#### [THE EXERCISE]
Write every line out verbatim and omit the pictures.

══ RECORD SET ══

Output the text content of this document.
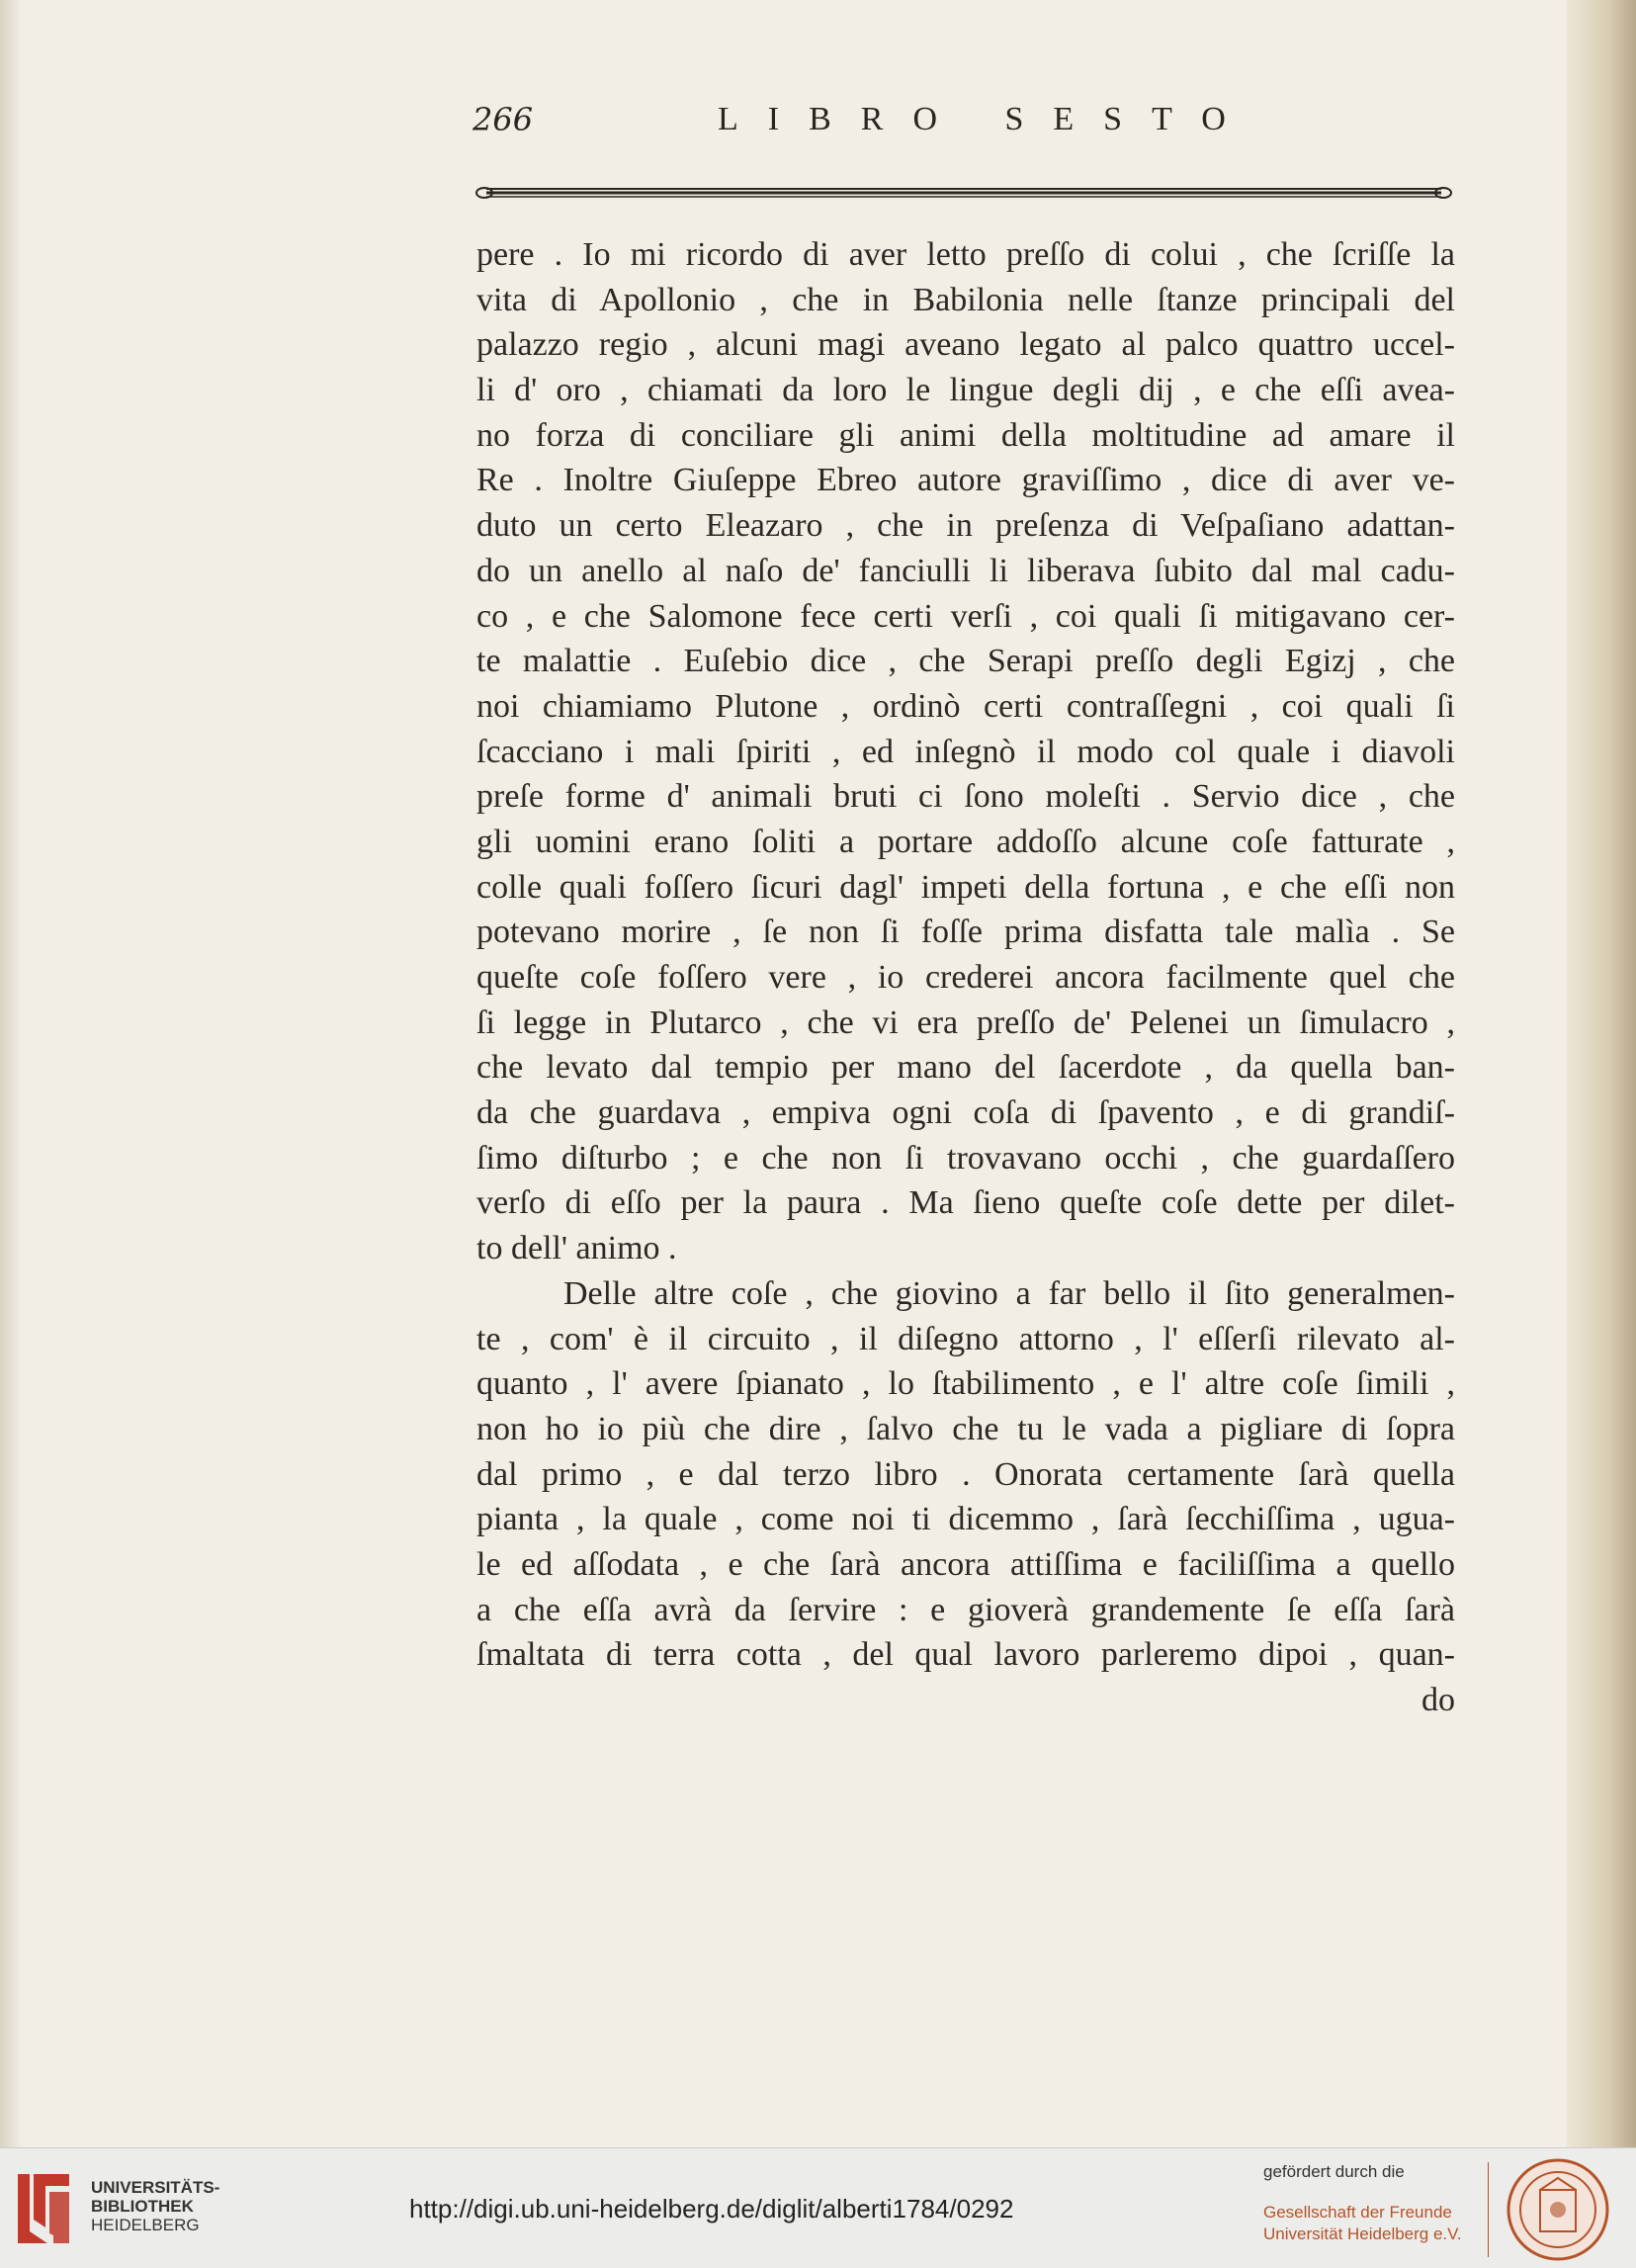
266	LIBRO SESTO
pere . Io mi ricordo di aver letto preſſo di colui , che ſcriſſe la
vita di Apollonio , che in Babilonia nelle ſtanze principali del
palazzo regio , alcuni magi aveano legato al palco quattro uccel-
li d' oro , chiamati da loro le lingue degli dij , e che eſſi avea-
no forza di conciliare gli animi della moltitudine ad amare il
Re . Inoltre Giuſeppe Ebreo autore graviſſimo , dice di aver ve-
duto un certo Eleazaro , che in preſenza di Veſpaſiano adattan-
do un anello al naſo de' fanciulli li liberava ſubito dal mal cadu-
co , e che Salomone fece certi verſi , coi quali ſi mitigavano cer-
te malattie . Euſebio dice , che Serapi preſſo degli Egizj , che
noi chiamiamo Plutone , ordinò certi contraſſegni , coi quali ſi
ſcacciano i mali ſpiriti , ed inſegnò il modo col quale i diavoli
preſe forme d' animali bruti ci ſono moleſti . Servio dice , che
gli uomini erano ſoliti a portare addoſſo alcune coſe fatturate ,
colle quali foſſero ſicuri dagl' impeti della fortuna , e che eſſi non
potevano morire , ſe non ſi foſſe prima disfatta tale malìa . Se
queſte coſe foſſero vere , io crederei ancora facilmente quel che
ſi legge in Plutarco , che vi era preſſo de' Pelenei un ſimulacro ,
che levato dal tempio per mano del ſacerdote , da quella ban-
da che guardava , empiva ogni coſa di ſpavento , e di grandiſ-
ſimo diſturbo ; e che non ſi trovavano occhi , che guardaſſero
verſo di eſſo per la paura . Ma ſieno queſte coſe dette per dilet-
to dell' animo .
Delle altre coſe , che giovino a far bello il ſito generalmen-
te , com' è il circuito , il diſegno attorno , l' eſſerſi rilevato al-
quanto , l' avere ſpianato , lo ſtabilimento , e l' altre coſe ſimili ,
non ho io più che dire , ſalvo che tu le vada a pigliare di ſopra
dal primo , e dal terzo libro . Onorata certamente ſarà quella
pianta , la quale , come noi ti dicemmo , ſarà ſecchiſſima , ugua-
le ed aſſodata , e che ſarà ancora attiſſima e faciliſſima a quello
a che eſſa avrà da ſervire : e gioverà grandemente ſe eſſa ſarà
ſmaltata di terra cotta , del qual lavoro parleremo dipoi , quan-
do
UNIVERSITÄTS-
BIBLIOTHEK
HEIDELBERG
http://digi.ub.uni-heidelberg.de/diglit/alberti1784/0292
gefördert durch die
Gesellschaft der Freunde
Universität Heidelberg e.V.
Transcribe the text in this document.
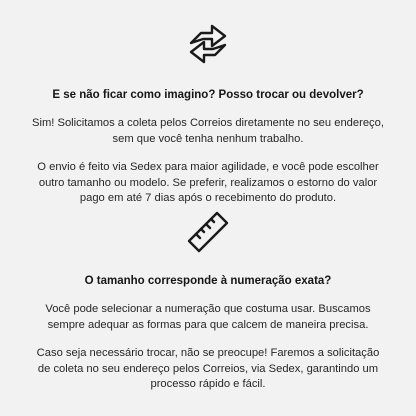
E se não ficar como imagino? Posso trocar ou devolver?

Sim! Solicitamos a coleta pelos Correios diretamente no seu endereço,
sem que você tenha nenhum trabalho.

O envio é feito via Sedex para maior agilidade, e você pode escolher
outro tamanho ou modelo. Se preferir, realizamos o estorno do valor
pago em até 7 dias após o recebimento do produto.

O tamanho corresponde à numeração exata?

Você pode selecionar a numeração que costuma usar. Buscamos
sempre adequar as formas para que calcem de maneira precisa.

Caso seja necessário trocar, não se preocupe! Faremos a solicitação
de coleta no seu endereço pelos Correios, via Sedex, garantindo um
processo rápido e fácil.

═══

#### [WRITTEN REPLY]
Output the text content of this document.
266	LIBRO SESTO
pere . Io mi ricordo di aver letto preſſo di colui , che ſcriſſe la
vita di Apollonio , che in Babilonia nelle ſtanze principali del
palazzo regio , alcuni magi aveano legato al palco quattro uccel-
li d' oro , chiamati da loro le lingue degli dij , e che eſſi avea-
no forza di conciliare gli animi della moltitudine ad amare il
Re . Inoltre Giuſeppe Ebreo autore graviſſimo , dice di aver ve-
duto un certo Eleazaro , che in preſenza di Veſpaſiano adattan-
do un anello al naſo de' fanciulli li liberava ſubito dal mal cadu-
co , e che Salomone fece certi verſi , coi quali ſi mitigavano cer-
te malattie . Euſebio dice , che Serapi preſſo degli Egizj , che
noi chiamiamo Plutone , ordinò certi contraſſegni , coi quali ſi
ſcacciano i mali ſpiriti , ed inſegnò il modo col quale i diavoli
preſe forme d' animali bruti ci ſono moleſti . Servio dice , che
gli uomini erano ſoliti a portare addoſſo alcune coſe fatturate ,
colle quali foſſero ſicuri dagl' impeti della fortuna , e che eſſi non
potevano morire , ſe non ſi foſſe prima disfatta tale malìa . Se
queſte coſe foſſero vere , io crederei ancora facilmente quel che
ſi legge in Plutarco , che vi era preſſo de' Pelenei un ſimulacro ,
che levato dal tempio per mano del ſacerdote , da quella ban-
da che guardava , empiva ogni coſa di ſpavento , e di grandiſ-
ſimo diſturbo ; e che non ſi trovavano occhi , che guardaſſero
verſo di eſſo per la paura . Ma ſieno queſte coſe dette per dilet-
to dell' animo .
Delle altre coſe , che giovino a far bello il ſito generalmen-
te , com' è il circuito , il diſegno attorno , l' eſſerſi rilevato al-
quanto , l' avere ſpianato , lo ſtabilimento , e l' altre coſe ſimili ,
non ho io più che dire , ſalvo che tu le vada a pigliare di ſopra
dal primo , e dal terzo libro . Onorata certamente ſarà quella
pianta , la quale , come noi ti dicemmo , ſarà ſecchiſſima , ugua-
le ed aſſodata , e che ſarà ancora attiſſima e faciliſſima a quello
a che eſſa avrà da ſervire : e gioverà grandemente ſe eſſa ſarà
ſmaltata di terra cotta , del qual lavoro parleremo dipoi , quan-
do
UNIVERSITÄTS-
BIBLIOTHEK
HEIDELBERG
http://digi.ub.uni-heidelberg.de/diglit/alberti1784/0292
gefördert durch die
Gesellschaft der Freunde
Universität Heidelberg e.V.
Transcribe the text in this document.
E se não ficar como imagino? Posso trocar ou devolver?

Sim! Solicitamos a coleta pelos Correios diretamente no seu endereço,
sem que você tenha nenhum trabalho.

O envio é feito via Sedex para maior agilidade, e você pode escolher
outro tamanho ou modelo. Se preferir, realizamos o estorno do valor
pago em até 7 dias após o recebimento do produto.

O tamanho corresponde à numeração exata?

Você pode selecionar a numeração que costuma usar. Buscamos
sempre adequar as formas para que calcem de maneira precisa.

Caso seja necessário trocar, não se preocupe! Faremos a solicitação
de coleta no seu endereço pelos Correios, via Sedex, garantindo um
processo rápido e fácil.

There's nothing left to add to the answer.